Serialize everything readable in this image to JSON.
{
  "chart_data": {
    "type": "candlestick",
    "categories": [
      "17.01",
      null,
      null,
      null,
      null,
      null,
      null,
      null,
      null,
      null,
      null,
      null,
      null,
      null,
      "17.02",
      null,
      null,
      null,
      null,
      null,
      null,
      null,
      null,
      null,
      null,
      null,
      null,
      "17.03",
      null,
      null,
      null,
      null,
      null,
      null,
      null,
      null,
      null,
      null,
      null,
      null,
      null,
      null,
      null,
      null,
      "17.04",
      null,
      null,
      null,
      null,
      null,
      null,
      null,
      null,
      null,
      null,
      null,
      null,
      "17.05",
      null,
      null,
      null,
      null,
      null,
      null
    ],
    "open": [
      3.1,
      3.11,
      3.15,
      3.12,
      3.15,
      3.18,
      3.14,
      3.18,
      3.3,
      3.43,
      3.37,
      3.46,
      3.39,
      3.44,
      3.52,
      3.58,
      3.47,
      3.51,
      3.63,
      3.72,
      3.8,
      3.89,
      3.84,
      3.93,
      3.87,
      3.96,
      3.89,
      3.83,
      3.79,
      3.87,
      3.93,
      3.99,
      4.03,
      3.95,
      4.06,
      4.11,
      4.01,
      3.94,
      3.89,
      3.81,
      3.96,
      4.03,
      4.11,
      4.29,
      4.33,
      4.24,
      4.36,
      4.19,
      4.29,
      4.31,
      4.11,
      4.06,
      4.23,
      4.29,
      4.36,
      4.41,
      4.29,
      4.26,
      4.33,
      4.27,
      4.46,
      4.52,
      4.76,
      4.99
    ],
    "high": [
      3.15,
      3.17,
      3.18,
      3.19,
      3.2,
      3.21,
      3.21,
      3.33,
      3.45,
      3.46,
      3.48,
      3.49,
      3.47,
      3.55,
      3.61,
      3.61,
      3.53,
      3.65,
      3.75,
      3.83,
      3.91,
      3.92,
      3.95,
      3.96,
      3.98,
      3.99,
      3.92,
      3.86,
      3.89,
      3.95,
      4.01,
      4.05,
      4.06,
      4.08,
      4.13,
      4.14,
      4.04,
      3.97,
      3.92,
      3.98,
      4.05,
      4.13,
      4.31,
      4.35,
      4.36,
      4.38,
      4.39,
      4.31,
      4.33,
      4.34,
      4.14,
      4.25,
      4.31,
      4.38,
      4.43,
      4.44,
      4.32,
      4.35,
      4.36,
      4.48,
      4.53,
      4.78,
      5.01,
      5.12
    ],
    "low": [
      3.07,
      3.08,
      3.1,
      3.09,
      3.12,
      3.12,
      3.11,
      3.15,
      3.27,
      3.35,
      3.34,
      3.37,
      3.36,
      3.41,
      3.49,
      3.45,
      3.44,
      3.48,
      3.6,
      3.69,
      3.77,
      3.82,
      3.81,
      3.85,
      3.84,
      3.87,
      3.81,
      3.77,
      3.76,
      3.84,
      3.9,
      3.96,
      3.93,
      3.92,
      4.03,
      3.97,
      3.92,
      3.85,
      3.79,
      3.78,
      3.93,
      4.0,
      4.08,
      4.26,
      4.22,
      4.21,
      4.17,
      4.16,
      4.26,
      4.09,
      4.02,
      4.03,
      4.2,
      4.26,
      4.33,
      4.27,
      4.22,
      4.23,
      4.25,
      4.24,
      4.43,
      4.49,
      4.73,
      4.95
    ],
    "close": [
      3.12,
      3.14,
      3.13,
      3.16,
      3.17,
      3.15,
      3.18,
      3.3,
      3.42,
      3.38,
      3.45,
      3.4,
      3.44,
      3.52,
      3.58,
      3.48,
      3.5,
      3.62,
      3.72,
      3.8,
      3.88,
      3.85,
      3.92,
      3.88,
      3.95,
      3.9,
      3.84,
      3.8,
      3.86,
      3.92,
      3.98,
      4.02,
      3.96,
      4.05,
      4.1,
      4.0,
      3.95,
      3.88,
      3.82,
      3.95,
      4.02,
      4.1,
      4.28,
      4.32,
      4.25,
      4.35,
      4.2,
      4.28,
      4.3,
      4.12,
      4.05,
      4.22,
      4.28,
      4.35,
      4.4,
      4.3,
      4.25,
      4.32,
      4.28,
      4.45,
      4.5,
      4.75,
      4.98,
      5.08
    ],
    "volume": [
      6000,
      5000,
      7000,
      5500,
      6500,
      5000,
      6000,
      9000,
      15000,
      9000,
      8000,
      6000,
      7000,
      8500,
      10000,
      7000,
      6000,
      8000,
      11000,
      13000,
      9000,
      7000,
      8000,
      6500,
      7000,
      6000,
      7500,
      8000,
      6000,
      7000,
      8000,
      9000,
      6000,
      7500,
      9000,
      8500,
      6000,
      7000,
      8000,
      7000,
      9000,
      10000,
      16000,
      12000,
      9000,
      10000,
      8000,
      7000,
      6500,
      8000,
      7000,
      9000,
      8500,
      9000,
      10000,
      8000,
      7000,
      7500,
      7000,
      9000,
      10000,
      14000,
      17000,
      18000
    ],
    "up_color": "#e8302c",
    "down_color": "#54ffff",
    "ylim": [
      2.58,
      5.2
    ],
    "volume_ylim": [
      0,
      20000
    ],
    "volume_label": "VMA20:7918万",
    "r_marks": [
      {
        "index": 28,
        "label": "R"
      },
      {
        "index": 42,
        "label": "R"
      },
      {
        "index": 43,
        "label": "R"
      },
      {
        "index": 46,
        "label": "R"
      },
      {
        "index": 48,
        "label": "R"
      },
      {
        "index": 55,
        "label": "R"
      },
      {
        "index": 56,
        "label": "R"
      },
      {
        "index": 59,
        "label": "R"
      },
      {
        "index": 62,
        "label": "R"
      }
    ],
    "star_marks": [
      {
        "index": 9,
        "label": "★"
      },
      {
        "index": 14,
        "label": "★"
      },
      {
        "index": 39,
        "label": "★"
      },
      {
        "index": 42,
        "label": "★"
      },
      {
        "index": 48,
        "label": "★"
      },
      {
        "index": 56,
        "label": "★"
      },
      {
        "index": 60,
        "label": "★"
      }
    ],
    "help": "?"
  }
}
::::::::
■ **What you should do**: Give a word-for-word copy of the records.

■ **Exercise answer**:
Serialize everything readable in this image to JSON.
{
  "chart_data": {
    "type": "candlestick",
    "categories": [
      "17.01",
      null,
      null,
      null,
      null,
      null,
      null,
      null,
      null,
      null,
      null,
      null,
      null,
      null,
      "17.02",
      null,
      null,
      null,
      null,
      null,
      null,
      null,
      null,
      null,
      null,
      null,
      null,
      "17.03",
      null,
      null,
      null,
      null,
      null,
      null,
      null,
      null,
      null,
      null,
      null,
      null,
      null,
      null,
      null,
      null,
      "17.04",
      null,
      null,
      null,
      null,
      null,
      null,
      null,
      null,
      null,
      null,
      null,
      null,
      "17.05",
      null,
      null,
      null,
      null,
      null,
      null
    ],
    "open": [
      3.1,
      3.11,
      3.15,
      3.12,
      3.15,
      3.18,
      3.14,
      3.18,
      3.3,
      3.43,
      3.37,
      3.46,
      3.39,
      3.44,
      3.52,
      3.58,
      3.47,
      3.51,
      3.63,
      3.72,
      3.8,
      3.89,
      3.84,
      3.93,
      3.87,
      3.96,
      3.89,
      3.83,
      3.79,
      3.87,
      3.93,
      3.99,
      4.03,
      3.95,
      4.06,
      4.11,
      4.01,
      3.94,
      3.89,
      3.81,
      3.96,
      4.03,
      4.11,
      4.29,
      4.33,
      4.24,
      4.36,
      4.19,
      4.29,
      4.31,
      4.11,
      4.06,
      4.23,
      4.29,
      4.36,
      4.41,
      4.29,
      4.26,
      4.33,
      4.27,
      4.46,
      4.52,
      4.76,
      4.99
    ],
    "high": [
      3.15,
      3.17,
      3.18,
      3.19,
      3.2,
      3.21,
      3.21,
      3.33,
      3.45,
      3.46,
      3.48,
      3.49,
      3.47,
      3.55,
      3.61,
      3.61,
      3.53,
      3.65,
      3.75,
      3.83,
      3.91,
      3.92,
      3.95,
      3.96,
      3.98,
      3.99,
      3.92,
      3.86,
      3.89,
      3.95,
      4.01,
      4.05,
      4.06,
      4.08,
      4.13,
      4.14,
      4.04,
      3.97,
      3.92,
      3.98,
      4.05,
      4.13,
      4.31,
      4.35,
      4.36,
      4.38,
      4.39,
      4.31,
      4.33,
      4.34,
      4.14,
      4.25,
      4.31,
      4.38,
      4.43,
      4.44,
      4.32,
      4.35,
      4.36,
      4.48,
      4.53,
      4.78,
      5.01,
      5.12
    ],
    "low": [
      3.07,
      3.08,
      3.1,
      3.09,
      3.12,
      3.12,
      3.11,
      3.15,
      3.27,
      3.35,
      3.34,
      3.37,
      3.36,
      3.41,
      3.49,
      3.45,
      3.44,
      3.48,
      3.6,
      3.69,
      3.77,
      3.82,
      3.81,
      3.85,
      3.84,
      3.87,
      3.81,
      3.77,
      3.76,
      3.84,
      3.9,
      3.96,
      3.93,
      3.92,
      4.03,
      3.97,
      3.92,
      3.85,
      3.79,
      3.78,
      3.93,
      4.0,
      4.08,
      4.26,
      4.22,
      4.21,
      4.17,
      4.16,
      4.26,
      4.09,
      4.02,
      4.03,
      4.2,
      4.26,
      4.33,
      4.27,
      4.22,
      4.23,
      4.25,
      4.24,
      4.43,
      4.49,
      4.73,
      4.95
    ],
    "close": [
      3.12,
      3.14,
      3.13,
      3.16,
      3.17,
      3.15,
      3.18,
      3.3,
      3.42,
      3.38,
      3.45,
      3.4,
      3.44,
      3.52,
      3.58,
      3.48,
      3.5,
      3.62,
      3.72,
      3.8,
      3.88,
      3.85,
      3.92,
      3.88,
      3.95,
      3.9,
      3.84,
      3.8,
      3.86,
      3.92,
      3.98,
      4.02,
      3.96,
      4.05,
      4.1,
      4.0,
      3.95,
      3.88,
      3.82,
      3.95,
      4.02,
      4.1,
      4.28,
      4.32,
      4.25,
      4.35,
      4.2,
      4.28,
      4.3,
      4.12,
      4.05,
      4.22,
      4.28,
      4.35,
      4.4,
      4.3,
      4.25,
      4.32,
      4.28,
      4.45,
      4.5,
      4.75,
      4.98,
      5.08
    ],
    "volume": [
      6000,
      5000,
      7000,
      5500,
      6500,
      5000,
      6000,
      9000,
      15000,
      9000,
      8000,
      6000,
      7000,
      8500,
      10000,
      7000,
      6000,
      8000,
      11000,
      13000,
      9000,
      7000,
      8000,
      6500,
      7000,
      6000,
      7500,
      8000,
      6000,
      7000,
      8000,
      9000,
      6000,
      7500,
      9000,
      8500,
      6000,
      7000,
      8000,
      7000,
      9000,
      10000,
      16000,
      12000,
      9000,
      10000,
      8000,
      7000,
      6500,
      8000,
      7000,
      9000,
      8500,
      9000,
      10000,
      8000,
      7000,
      7500,
      7000,
      9000,
      10000,
      14000,
      17000,
      18000
    ],
    "up_color": "#e8302c",
    "down_color": "#54ffff",
    "ylim": [
      2.58,
      5.2
    ],
    "volume_ylim": [
      0,
      20000
    ],
    "volume_label": "VMA20:7918万",
    "r_marks": [
      {
        "index": 28,
        "label": "R"
      },
      {
        "index": 42,
        "label": "R"
      },
      {
        "index": 43,
        "label": "R"
      },
      {
        "index": 46,
        "label": "R"
      },
      {
        "index": 48,
        "label": "R"
      },
      {
        "index": 55,
        "label": "R"
      },
      {
        "index": 56,
        "label": "R"
      },
      {
        "index": 59,
        "label": "R"
      },
      {
        "index": 62,
        "label": "R"
      }
    ],
    "star_marks": [
      {
        "index": 9,
        "label": "★"
      },
      {
        "index": 14,
        "label": "★"
      },
      {
        "index": 39,
        "label": "★"
      },
      {
        "index": 42,
        "label": "★"
      },
      {
        "index": 48,
        "label": "★"
      },
      {
        "index": 56,
        "label": "★"
      },
      {
        "index": 60,
        "label": "★"
      }
    ],
    "help": "?"
  }
}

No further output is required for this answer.